*Exercise prompt*:
Gather all lines with "into" from the records.

Dataset rows about figures:
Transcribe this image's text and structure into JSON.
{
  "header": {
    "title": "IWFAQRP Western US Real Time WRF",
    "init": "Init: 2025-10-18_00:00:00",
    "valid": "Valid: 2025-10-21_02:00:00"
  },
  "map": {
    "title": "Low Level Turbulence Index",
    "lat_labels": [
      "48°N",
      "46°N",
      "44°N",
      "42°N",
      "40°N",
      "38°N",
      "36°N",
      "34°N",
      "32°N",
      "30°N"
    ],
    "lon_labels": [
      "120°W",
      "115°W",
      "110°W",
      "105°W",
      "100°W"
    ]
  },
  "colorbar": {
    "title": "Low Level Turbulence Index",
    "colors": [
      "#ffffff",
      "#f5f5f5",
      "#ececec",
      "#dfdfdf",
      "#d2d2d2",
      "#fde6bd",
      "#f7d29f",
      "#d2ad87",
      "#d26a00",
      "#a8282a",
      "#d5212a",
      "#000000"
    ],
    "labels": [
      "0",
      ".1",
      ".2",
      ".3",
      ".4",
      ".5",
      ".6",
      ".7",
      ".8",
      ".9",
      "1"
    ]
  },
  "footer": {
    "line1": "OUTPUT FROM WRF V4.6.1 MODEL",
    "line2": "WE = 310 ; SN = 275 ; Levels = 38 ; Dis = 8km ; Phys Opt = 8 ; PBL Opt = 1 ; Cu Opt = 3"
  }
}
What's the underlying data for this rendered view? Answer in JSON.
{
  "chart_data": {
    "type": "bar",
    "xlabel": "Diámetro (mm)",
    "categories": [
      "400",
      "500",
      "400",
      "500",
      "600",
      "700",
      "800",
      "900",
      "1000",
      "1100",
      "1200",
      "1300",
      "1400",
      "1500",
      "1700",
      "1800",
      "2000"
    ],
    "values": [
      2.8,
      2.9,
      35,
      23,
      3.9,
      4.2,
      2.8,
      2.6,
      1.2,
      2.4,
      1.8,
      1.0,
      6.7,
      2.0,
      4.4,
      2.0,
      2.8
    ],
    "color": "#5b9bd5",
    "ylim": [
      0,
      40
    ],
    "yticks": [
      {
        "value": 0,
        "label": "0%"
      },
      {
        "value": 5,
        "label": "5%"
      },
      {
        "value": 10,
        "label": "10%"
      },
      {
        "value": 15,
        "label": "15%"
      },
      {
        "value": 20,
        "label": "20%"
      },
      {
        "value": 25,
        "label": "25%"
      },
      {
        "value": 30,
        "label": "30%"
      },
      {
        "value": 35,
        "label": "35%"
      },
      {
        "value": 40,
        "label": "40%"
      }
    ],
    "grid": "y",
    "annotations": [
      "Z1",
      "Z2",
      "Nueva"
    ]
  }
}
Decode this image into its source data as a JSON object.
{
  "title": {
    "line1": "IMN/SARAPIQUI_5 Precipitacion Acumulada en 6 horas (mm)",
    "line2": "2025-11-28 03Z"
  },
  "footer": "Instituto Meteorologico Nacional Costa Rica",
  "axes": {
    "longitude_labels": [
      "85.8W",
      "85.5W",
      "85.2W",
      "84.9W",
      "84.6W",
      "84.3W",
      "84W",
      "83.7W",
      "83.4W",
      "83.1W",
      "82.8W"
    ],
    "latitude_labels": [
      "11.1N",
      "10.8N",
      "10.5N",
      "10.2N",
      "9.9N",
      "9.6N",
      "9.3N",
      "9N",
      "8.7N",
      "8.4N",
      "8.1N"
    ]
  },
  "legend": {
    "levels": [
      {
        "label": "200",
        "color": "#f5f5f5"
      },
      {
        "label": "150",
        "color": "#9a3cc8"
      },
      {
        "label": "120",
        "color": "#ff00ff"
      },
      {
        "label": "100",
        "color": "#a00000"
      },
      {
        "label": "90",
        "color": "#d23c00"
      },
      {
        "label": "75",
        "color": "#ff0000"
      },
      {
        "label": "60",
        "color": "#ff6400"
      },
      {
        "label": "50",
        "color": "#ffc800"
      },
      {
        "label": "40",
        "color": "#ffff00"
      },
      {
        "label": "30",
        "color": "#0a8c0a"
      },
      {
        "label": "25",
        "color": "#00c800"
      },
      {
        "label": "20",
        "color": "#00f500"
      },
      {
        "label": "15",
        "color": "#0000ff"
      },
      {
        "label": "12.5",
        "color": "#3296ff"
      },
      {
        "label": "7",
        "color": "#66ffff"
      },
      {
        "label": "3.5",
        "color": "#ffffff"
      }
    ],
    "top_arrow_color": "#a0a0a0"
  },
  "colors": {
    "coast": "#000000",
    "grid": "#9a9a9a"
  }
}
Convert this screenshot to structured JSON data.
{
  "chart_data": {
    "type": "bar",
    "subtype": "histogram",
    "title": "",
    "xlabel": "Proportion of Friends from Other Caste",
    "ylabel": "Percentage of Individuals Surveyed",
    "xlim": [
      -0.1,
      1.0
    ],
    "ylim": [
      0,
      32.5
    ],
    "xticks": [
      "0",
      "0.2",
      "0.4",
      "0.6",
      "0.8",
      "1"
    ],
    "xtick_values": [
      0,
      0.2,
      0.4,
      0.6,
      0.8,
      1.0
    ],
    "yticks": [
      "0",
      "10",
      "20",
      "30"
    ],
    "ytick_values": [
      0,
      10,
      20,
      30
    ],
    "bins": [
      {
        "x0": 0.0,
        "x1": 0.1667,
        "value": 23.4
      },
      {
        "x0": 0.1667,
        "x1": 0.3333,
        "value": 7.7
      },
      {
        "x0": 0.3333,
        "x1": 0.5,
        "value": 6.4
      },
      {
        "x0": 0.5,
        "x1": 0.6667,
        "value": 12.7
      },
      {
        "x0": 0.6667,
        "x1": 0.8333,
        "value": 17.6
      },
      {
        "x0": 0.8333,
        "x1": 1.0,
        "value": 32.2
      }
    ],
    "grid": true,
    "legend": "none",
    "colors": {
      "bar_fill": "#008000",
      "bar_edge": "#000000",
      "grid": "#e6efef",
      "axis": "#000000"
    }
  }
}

*Written solution*:
Transcribe this image's text and structure into JSON.
Decode this image into its source data as a JSON object.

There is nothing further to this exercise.